#### Supplied passage
--------------------------------------------------

# Neural Networks


[Tutorial](https://pytorch.org/tutorials/beginner/blitz/cifar10_tutorial.html)

In [112]:
import numpy as np
import pandas as pd
import torch
import torch.nn as nn
import torch.nn.functional as F

## Data

Load the Data using pandas/numpy:

In [113]:
df=pd.read_csv('./DataSets/winequality-red.csv', sep=';')
df=np.array(df.values)

The last column are the features so extract those:

In [114]:
y = df[:,-1]
X = df[:,range(df.shape[1]-1)]

In [115]:
y = y>5

In [116]:
prob_good = y
prob_bad = [ not i for i in y ]
prob_good_bad = np.c_[prob_good, prob_bad]

In [117]:
print(prob_good_bad)

[[False  True]
 [False  True]
 [False  True]
 ...
 [ True False]
 [False  True]
 [ True False]]


Finally make sure that these are tensors

In [118]:
X = torch.from_numpy(X.astype(np.float32))

--------------------------------------------------

#### Extracted data
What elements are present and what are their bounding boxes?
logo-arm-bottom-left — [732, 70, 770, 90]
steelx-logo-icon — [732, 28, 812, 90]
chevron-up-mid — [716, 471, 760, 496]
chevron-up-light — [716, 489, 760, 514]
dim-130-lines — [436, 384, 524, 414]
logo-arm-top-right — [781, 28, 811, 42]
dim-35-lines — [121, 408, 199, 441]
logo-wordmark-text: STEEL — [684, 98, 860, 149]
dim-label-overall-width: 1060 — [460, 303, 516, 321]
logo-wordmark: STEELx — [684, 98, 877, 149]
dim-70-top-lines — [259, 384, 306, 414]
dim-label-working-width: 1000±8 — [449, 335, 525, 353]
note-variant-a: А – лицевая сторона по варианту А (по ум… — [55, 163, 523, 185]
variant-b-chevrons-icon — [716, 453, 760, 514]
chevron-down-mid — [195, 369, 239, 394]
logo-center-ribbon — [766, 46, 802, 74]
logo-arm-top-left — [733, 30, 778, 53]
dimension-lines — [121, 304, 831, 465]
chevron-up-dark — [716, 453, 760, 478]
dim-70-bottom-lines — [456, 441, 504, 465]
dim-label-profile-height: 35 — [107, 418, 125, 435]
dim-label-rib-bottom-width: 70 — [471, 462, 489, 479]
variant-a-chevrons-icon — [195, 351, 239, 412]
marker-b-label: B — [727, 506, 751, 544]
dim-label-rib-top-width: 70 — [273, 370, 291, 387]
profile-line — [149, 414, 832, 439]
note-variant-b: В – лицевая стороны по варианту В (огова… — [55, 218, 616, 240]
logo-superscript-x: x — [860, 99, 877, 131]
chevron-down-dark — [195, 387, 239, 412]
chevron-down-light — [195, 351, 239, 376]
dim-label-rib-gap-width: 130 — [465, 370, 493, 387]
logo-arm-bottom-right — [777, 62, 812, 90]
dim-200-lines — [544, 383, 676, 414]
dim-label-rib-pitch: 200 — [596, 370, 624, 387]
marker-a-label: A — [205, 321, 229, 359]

--------------------------------------------------

#### Task list
1. Translate this sentence from the neural networks notebook into German: "Finally make sure that these are tensors"
2. Continue the neural networks notebook from its last line of code onward.

#### Task-by-task outputs
1. Stellen Sie abschließend sicher, dass es sich hierbei um Tensoren handelt.

2.
prob_good_bad = torch.from_numpy(prob_good_bad.astype(np.float32))
y = prob_good_bad
print(y)


tensor([[0., 1.],
        [0., 1.],
        [0., 1.],
        ...,
        [1., 0.],
        [0., 1.],
        [1., 0.]])


## Define a Model

In [123]:
model = nn.Sequential(
    nn.Linear(in_features=11, out_features=4),
    nn.Sigmoid(),
    nn.Linear(4, 2),
    nn.Sigmoid()
    # nn.Flatten(start_dim=0, end_dim=1)
)

### Define a Loss Function

In [124]:
loss_fn = nn.MSELoss(reduction='sum')

In [145]:
lss_fn = torch.nn.NLLLoss()


### Define an Optimizer

In [146]:
optimizer = torch.optim.RMSprop(model.parameters(), lr = 1e-6)

### Train the Model

In [147]:
for t in range(5000):
    # Forward Pass: Compute predicted y value
    y_pred = model(X.float())

    # Measure the Loss
    loss = loss_fn(y_pred, y.float()) 
    if t % 100 == 99:
        print(t, '\t', loss.item())

    # Backward Pass; Compute the Partial Derivatives
    ## First Zero the Gradients, otherwise the can't be overwritten
    optimizer.zero_grad()
    ## Now calculate the gradients
    loss.backward()

    # Adjust the Weights
    optimizer.step()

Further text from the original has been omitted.